[Records for processing start]

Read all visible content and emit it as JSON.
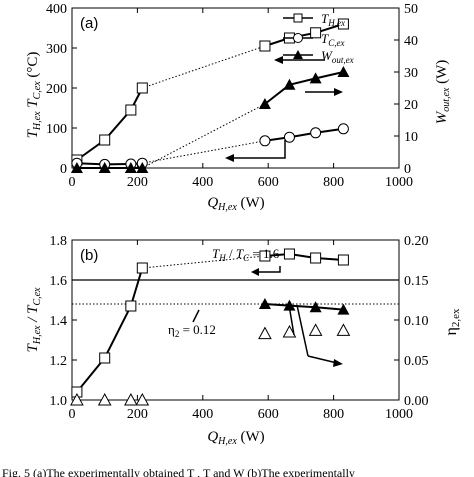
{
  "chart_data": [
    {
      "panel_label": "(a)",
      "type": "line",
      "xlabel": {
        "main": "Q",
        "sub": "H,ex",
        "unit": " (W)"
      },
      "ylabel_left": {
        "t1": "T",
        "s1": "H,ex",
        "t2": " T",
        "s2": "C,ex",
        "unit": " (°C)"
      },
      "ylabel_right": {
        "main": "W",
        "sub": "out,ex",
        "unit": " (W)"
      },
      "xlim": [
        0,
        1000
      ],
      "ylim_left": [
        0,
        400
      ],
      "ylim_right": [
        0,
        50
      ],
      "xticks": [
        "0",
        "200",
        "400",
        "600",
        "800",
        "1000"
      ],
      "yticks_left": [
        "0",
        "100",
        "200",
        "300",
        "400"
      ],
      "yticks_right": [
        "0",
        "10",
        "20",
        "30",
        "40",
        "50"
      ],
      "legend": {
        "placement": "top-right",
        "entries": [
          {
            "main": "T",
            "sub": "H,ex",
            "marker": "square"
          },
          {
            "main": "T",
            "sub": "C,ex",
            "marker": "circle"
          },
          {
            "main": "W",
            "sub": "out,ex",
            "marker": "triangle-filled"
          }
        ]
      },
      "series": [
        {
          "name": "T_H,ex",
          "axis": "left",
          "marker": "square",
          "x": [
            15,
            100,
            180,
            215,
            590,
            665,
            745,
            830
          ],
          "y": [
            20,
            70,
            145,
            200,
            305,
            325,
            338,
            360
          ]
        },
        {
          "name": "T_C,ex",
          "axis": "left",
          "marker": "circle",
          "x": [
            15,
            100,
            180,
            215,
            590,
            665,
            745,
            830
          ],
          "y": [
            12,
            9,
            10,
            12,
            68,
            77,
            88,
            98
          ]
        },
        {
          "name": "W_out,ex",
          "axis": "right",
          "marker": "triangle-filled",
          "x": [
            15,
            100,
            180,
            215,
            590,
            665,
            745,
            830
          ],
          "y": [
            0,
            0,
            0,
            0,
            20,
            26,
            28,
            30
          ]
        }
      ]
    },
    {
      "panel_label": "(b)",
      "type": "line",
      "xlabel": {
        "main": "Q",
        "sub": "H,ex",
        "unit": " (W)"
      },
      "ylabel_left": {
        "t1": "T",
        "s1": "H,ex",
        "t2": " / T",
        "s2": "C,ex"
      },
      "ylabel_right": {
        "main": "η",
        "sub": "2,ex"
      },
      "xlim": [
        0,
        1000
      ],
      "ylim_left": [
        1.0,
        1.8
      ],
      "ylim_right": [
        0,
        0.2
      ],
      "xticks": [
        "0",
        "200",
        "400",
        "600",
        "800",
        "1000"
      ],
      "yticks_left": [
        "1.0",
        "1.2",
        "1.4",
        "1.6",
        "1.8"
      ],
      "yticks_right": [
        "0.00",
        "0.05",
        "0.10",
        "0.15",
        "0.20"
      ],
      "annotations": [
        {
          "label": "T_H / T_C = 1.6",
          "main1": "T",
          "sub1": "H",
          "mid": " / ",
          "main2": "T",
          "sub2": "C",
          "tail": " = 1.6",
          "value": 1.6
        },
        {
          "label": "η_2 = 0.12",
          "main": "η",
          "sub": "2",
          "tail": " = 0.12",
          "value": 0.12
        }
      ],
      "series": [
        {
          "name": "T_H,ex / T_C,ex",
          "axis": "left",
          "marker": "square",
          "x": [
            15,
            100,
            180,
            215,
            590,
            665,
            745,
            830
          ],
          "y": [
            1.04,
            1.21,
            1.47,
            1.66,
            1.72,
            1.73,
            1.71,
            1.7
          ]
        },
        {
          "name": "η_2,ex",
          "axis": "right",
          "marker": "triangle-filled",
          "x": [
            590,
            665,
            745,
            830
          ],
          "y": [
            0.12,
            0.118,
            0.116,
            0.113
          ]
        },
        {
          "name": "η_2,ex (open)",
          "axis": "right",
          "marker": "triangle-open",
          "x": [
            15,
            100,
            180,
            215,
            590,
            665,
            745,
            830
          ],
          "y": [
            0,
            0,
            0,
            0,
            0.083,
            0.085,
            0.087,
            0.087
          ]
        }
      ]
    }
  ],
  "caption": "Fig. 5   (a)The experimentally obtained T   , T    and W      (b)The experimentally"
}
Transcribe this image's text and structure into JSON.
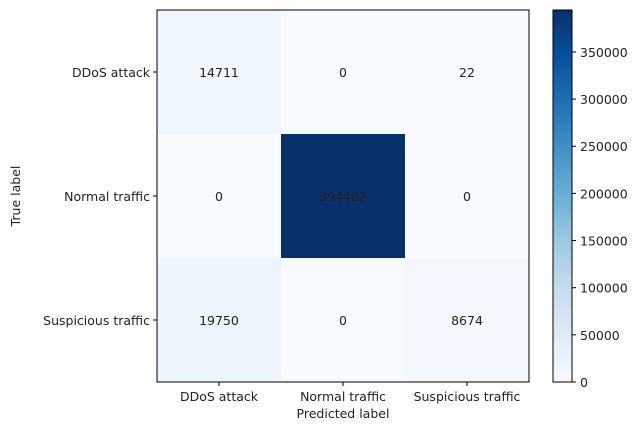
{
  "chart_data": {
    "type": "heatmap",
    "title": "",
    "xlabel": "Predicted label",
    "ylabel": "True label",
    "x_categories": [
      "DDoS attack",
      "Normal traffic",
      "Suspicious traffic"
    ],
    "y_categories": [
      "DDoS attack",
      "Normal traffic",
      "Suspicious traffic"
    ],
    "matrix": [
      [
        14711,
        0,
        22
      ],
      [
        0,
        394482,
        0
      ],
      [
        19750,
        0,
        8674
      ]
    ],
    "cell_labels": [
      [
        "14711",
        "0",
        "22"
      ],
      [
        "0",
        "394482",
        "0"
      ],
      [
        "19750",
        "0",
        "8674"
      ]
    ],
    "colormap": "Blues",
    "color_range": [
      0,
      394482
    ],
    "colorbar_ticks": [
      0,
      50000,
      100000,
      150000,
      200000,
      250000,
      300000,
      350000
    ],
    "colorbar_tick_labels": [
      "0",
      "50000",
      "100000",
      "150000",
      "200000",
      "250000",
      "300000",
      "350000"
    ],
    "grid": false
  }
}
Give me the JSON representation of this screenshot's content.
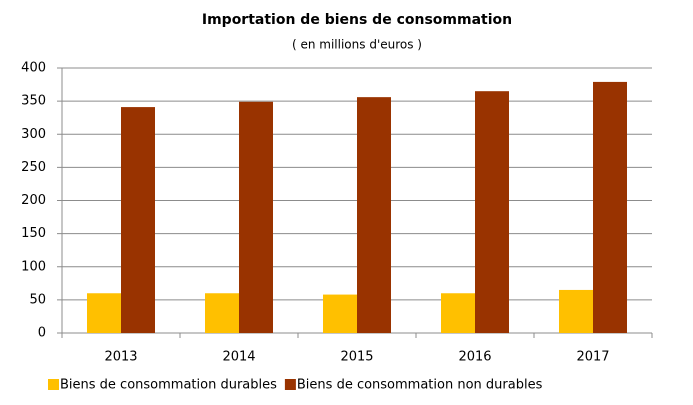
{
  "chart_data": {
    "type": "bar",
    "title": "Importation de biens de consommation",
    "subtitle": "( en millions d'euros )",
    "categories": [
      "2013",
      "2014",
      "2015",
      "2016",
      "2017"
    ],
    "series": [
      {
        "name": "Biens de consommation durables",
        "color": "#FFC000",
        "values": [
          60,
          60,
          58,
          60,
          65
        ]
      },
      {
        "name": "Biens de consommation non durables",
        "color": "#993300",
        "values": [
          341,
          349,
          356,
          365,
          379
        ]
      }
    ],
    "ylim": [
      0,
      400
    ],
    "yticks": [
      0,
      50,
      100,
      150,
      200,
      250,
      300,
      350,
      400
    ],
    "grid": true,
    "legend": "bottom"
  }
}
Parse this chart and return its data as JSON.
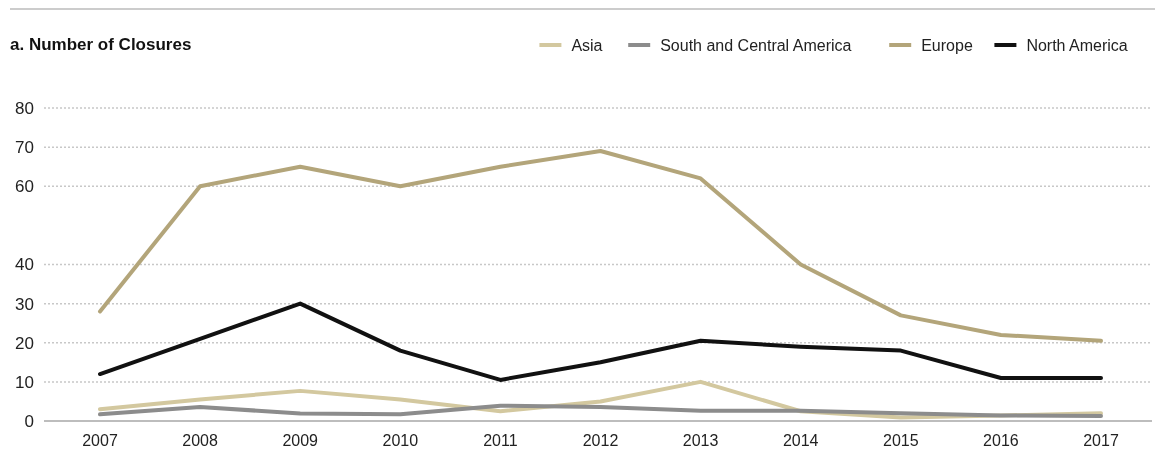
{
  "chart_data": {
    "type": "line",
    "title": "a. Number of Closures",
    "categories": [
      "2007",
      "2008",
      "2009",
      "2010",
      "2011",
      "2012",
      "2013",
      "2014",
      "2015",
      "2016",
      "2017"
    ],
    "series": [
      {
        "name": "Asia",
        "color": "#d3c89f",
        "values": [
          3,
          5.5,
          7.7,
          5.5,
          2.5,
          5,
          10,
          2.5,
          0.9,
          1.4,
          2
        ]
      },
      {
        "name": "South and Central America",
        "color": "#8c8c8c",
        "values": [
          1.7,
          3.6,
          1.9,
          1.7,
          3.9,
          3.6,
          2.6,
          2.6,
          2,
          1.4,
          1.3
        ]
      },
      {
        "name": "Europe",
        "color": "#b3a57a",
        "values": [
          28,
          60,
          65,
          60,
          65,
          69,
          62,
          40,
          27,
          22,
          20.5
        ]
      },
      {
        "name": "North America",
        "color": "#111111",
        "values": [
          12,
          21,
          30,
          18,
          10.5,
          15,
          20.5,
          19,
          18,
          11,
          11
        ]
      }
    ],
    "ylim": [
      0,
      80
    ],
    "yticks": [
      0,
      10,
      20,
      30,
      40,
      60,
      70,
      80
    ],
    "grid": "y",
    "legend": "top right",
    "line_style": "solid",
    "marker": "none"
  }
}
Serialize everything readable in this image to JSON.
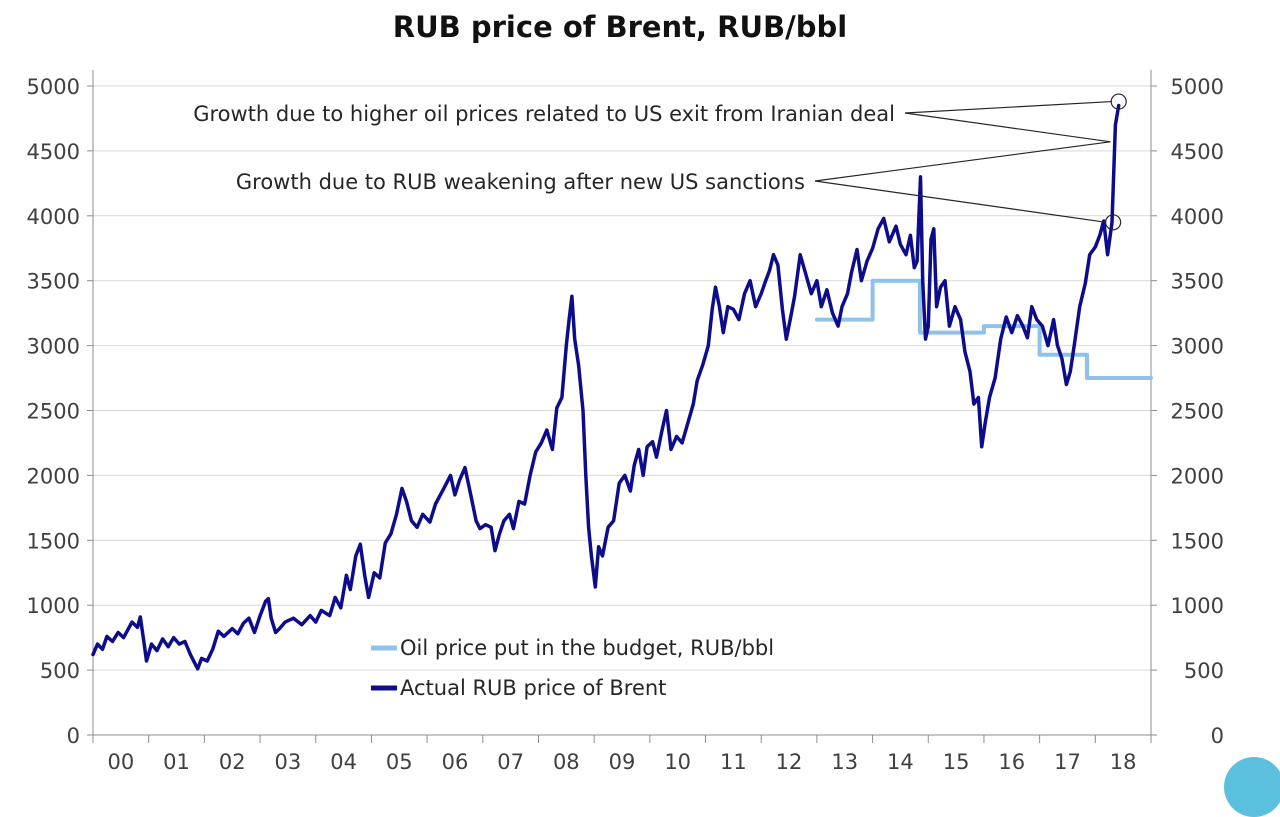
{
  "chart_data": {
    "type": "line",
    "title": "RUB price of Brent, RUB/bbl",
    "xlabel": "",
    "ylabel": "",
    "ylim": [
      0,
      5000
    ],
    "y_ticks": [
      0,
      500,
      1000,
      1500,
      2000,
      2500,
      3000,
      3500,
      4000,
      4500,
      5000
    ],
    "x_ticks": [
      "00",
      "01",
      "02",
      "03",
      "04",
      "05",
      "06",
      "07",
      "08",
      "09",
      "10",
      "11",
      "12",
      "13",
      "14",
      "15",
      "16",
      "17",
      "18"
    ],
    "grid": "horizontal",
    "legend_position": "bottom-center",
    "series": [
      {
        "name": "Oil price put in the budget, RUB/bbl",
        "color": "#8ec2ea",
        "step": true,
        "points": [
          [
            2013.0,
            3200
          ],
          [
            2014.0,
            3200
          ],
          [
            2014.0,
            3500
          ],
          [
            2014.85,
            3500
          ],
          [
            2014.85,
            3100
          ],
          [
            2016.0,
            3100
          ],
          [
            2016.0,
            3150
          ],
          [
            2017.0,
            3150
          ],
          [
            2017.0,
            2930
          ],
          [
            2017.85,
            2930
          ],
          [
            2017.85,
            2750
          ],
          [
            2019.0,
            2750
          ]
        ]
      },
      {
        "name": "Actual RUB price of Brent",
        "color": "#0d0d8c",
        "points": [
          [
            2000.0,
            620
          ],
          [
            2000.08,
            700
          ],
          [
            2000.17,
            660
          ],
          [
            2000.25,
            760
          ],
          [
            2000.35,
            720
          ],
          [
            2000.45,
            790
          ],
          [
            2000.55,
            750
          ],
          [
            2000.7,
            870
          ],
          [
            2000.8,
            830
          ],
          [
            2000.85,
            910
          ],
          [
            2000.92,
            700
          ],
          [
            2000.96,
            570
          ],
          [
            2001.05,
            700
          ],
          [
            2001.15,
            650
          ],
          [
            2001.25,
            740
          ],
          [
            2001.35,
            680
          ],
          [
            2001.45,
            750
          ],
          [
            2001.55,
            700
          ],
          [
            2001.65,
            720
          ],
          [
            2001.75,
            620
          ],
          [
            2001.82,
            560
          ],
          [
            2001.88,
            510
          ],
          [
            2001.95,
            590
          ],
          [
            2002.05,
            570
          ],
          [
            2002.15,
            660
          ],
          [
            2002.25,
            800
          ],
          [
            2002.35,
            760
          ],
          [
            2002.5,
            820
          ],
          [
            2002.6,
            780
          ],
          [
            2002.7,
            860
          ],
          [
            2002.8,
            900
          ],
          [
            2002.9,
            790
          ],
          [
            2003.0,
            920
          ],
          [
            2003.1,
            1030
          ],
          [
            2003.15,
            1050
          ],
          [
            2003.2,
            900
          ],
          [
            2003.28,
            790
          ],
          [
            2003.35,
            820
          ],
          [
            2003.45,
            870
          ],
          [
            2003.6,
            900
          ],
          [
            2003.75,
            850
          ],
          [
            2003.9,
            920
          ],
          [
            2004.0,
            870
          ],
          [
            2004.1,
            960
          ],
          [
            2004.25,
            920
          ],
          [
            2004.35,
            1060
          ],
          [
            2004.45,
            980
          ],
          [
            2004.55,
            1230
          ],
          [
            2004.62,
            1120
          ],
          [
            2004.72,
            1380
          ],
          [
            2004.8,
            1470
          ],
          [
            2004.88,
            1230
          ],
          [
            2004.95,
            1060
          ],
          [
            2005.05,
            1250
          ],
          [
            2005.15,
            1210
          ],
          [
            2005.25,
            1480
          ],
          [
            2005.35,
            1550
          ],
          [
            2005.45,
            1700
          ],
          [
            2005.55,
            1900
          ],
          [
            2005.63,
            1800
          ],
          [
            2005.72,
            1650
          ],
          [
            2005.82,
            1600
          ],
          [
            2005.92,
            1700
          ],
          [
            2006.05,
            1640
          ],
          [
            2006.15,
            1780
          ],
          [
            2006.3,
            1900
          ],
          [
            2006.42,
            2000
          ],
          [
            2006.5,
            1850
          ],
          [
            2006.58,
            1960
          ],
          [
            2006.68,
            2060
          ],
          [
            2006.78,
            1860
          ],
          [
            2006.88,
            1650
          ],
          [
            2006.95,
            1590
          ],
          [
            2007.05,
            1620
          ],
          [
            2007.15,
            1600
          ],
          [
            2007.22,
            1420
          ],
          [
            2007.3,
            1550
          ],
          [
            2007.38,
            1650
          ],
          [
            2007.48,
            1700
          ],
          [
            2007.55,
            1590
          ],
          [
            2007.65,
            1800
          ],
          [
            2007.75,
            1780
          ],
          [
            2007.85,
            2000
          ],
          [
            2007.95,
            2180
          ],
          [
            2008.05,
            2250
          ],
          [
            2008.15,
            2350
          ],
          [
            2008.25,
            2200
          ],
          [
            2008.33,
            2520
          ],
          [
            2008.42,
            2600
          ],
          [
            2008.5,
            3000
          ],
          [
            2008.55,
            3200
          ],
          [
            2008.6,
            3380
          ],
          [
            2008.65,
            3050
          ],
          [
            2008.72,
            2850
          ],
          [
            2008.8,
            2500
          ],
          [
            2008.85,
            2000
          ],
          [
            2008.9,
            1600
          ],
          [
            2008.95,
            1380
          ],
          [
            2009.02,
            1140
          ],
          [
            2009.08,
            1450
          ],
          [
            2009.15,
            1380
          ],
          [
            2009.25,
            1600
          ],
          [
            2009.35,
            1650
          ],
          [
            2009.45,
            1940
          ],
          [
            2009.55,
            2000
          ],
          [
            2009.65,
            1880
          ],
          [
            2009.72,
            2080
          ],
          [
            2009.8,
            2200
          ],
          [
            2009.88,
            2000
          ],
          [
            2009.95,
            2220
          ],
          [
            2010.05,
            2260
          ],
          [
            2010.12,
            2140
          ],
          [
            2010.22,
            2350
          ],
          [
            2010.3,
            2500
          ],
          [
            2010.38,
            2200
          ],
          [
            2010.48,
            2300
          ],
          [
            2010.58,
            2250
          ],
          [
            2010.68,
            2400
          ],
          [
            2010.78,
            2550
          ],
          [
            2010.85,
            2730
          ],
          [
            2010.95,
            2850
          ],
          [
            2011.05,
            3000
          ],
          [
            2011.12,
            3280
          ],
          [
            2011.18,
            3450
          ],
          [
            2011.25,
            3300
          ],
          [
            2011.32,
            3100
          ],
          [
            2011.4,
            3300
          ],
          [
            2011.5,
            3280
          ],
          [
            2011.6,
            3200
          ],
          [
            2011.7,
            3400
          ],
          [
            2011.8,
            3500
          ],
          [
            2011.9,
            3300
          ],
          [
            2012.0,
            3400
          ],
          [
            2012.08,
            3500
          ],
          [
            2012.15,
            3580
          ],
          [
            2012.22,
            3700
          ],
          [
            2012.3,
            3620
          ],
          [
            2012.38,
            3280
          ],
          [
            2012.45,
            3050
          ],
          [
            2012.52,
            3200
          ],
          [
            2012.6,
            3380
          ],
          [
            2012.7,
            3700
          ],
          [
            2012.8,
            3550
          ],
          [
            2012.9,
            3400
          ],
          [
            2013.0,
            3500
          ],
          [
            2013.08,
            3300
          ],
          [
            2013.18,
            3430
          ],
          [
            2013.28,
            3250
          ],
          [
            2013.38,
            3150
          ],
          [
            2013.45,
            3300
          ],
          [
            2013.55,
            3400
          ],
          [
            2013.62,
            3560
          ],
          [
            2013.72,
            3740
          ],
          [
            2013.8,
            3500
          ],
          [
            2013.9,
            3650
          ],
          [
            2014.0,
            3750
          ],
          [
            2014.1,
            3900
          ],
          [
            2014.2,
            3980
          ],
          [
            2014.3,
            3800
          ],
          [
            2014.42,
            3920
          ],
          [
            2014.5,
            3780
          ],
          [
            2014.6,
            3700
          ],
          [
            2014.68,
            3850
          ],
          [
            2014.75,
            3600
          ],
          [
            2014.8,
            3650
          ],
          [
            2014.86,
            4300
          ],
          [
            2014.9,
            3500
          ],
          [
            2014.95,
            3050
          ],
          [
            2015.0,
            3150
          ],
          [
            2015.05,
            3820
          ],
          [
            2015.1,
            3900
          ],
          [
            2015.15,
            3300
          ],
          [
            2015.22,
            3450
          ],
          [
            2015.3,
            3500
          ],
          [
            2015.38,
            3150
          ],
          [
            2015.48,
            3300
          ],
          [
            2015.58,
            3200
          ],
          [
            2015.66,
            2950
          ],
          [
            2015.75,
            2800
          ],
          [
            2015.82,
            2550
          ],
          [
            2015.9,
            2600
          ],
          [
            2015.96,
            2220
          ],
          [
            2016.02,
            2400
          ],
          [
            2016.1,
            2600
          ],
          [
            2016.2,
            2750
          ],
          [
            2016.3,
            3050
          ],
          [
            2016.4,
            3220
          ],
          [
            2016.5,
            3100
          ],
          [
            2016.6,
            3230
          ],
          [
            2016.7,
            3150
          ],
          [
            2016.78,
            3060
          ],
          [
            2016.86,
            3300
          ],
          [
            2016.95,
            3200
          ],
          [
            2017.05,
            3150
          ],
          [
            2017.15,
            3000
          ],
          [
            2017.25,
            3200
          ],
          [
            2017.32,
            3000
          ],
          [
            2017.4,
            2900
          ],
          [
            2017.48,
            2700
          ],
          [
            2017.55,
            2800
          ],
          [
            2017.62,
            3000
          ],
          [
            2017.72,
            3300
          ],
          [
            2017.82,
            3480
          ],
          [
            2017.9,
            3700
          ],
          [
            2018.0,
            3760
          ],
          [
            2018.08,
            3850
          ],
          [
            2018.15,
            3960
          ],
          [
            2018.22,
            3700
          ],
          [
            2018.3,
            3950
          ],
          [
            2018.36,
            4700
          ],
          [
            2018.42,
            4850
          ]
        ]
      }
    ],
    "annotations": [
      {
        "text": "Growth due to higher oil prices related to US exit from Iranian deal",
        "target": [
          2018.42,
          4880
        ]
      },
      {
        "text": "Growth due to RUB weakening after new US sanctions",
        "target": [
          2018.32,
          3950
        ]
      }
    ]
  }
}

[Records for processing end]

# Work instructions
Each line that has the word "text" counts once. How many such lines are in the data? Give the number alone.

# Expected output
3